(Structured figure records)
· · · · · · ·

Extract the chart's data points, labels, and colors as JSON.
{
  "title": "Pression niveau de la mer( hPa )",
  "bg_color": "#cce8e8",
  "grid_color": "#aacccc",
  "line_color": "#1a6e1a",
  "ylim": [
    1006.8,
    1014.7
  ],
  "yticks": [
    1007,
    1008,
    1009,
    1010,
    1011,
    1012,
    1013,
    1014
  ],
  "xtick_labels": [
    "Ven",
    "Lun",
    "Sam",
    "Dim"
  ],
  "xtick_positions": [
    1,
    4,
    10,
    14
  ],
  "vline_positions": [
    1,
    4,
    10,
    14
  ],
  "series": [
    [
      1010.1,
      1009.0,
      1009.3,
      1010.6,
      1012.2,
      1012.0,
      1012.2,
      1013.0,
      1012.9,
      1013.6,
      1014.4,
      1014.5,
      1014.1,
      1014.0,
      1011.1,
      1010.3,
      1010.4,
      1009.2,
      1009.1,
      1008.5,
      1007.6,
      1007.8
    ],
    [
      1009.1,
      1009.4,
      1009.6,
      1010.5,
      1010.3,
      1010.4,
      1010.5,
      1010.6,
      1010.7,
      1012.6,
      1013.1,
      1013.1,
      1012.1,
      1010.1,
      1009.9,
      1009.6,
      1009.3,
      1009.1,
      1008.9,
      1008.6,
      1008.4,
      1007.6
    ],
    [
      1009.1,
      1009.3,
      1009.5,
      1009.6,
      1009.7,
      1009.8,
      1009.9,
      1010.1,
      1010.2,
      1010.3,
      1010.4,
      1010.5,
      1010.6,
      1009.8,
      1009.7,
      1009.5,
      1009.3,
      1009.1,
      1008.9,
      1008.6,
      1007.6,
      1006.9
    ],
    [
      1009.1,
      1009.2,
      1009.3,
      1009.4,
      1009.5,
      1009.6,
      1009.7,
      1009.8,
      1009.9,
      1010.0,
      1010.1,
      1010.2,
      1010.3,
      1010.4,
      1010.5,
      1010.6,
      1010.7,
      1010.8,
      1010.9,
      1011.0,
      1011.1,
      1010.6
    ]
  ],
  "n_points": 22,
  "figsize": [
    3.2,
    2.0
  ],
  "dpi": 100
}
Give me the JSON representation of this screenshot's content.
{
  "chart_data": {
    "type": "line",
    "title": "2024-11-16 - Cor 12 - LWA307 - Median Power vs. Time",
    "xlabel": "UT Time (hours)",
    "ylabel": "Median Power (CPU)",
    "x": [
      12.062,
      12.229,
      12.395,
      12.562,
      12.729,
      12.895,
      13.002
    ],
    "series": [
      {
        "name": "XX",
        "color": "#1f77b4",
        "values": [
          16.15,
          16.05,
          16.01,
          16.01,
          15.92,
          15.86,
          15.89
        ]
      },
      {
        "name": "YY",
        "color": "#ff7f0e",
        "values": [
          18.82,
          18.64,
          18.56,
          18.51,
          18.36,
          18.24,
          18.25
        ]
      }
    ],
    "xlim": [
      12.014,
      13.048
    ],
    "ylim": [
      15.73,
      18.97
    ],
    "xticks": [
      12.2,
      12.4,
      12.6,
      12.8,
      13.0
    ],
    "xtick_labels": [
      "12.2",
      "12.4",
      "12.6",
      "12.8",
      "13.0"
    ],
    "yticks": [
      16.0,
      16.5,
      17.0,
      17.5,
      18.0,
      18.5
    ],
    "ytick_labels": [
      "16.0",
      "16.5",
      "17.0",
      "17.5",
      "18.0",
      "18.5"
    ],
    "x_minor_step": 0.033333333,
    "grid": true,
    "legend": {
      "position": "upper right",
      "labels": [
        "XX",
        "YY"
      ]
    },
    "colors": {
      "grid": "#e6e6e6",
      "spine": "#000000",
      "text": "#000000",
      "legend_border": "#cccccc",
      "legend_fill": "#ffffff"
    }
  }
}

· · · · · · ·

--- Objective ---
Please quote the records above exactly, without skipping a line.

--- Answer to this exercise ---
Extract the chart's data points, labels, and colors as JSON.
{
  "title": "Pression niveau de la mer( hPa )",
  "bg_color": "#cce8e8",
  "grid_color": "#aacccc",
  "line_color": "#1a6e1a",
  "ylim": [
    1006.8,
    1014.7
  ],
  "yticks": [
    1007,
    1008,
    1009,
    1010,
    1011,
    1012,
    1013,
    1014
  ],
  "xtick_labels": [
    "Ven",
    "Lun",
    "Sam",
    "Dim"
  ],
  "xtick_positions": [
    1,
    4,
    10,
    14
  ],
  "vline_positions": [
    1,
    4,
    10,
    14
  ],
  "series": [
    [
      1010.1,
      1009.0,
      1009.3,
      1010.6,
      1012.2,
      1012.0,
      1012.2,
      1013.0,
      1012.9,
      1013.6,
      1014.4,
      1014.5,
      1014.1,
      1014.0,
      1011.1,
      1010.3,
      1010.4,
      1009.2,
      1009.1,
      1008.5,
      1007.6,
      1007.8
    ],
    [
      1009.1,
      1009.4,
      1009.6,
      1010.5,
      1010.3,
      1010.4,
      1010.5,
      1010.6,
      1010.7,
      1012.6,
      1013.1,
      1013.1,
      1012.1,
      1010.1,
      1009.9,
      1009.6,
      1009.3,
      1009.1,
      1008.9,
      1008.6,
      1008.4,
      1007.6
    ],
    [
      1009.1,
      1009.3,
      1009.5,
      1009.6,
      1009.7,
      1009.8,
      1009.9,
      1010.1,
      1010.2,
      1010.3,
      1010.4,
      1010.5,
      1010.6,
      1009.8,
      1009.7,
      1009.5,
      1009.3,
      1009.1,
      1008.9,
      1008.6,
      1007.6,
      1006.9
    ],
    [
      1009.1,
      1009.2,
      1009.3,
      1009.4,
      1009.5,
      1009.6,
      1009.7,
      1009.8,
      1009.9,
      1010.0,
      1010.1,
      1010.2,
      1010.3,
      1010.4,
      1010.5,
      1010.6,
      1010.7,
      1010.8,
      1010.9,
      1011.0,
      1011.1,
      1010.6
    ]
  ],
  "n_points": 22,
  "figsize": [
    3.2,
    2.0
  ],
  "dpi": 100
}
Give me the JSON representation of this screenshot's content.
{
  "chart_data": {
    "type": "line",
    "title": "2024-11-16 - Cor 12 - LWA307 - Median Power vs. Time",
    "xlabel": "UT Time (hours)",
    "ylabel": "Median Power (CPU)",
    "x": [
      12.062,
      12.229,
      12.395,
      12.562,
      12.729,
      12.895,
      13.002
    ],
    "series": [
      {
        "name": "XX",
        "color": "#1f77b4",
        "values": [
          16.15,
          16.05,
          16.01,
          16.01,
          15.92,
          15.86,
          15.89
        ]
      },
      {
        "name": "YY",
        "color": "#ff7f0e",
        "values": [
          18.82,
          18.64,
          18.56,
          18.51,
          18.36,
          18.24,
          18.25
        ]
      }
    ],
    "xlim": [
      12.014,
      13.048
    ],
    "ylim": [
      15.73,
      18.97
    ],
    "xticks": [
      12.2,
      12.4,
      12.6,
      12.8,
      13.0
    ],
    "xtick_labels": [
      "12.2",
      "12.4",
      "12.6",
      "12.8",
      "13.0"
    ],
    "yticks": [
      16.0,
      16.5,
      17.0,
      17.5,
      18.0,
      18.5
    ],
    "ytick_labels": [
      "16.0",
      "16.5",
      "17.0",
      "17.5",
      "18.0",
      "18.5"
    ],
    "x_minor_step": 0.033333333,
    "grid": true,
    "legend": {
      "position": "upper right",
      "labels": [
        "XX",
        "YY"
      ]
    },
    "colors": {
      "grid": "#e6e6e6",
      "spine": "#000000",
      "text": "#000000",
      "legend_border": "#cccccc",
      "legend_fill": "#ffffff"
    }
  }
}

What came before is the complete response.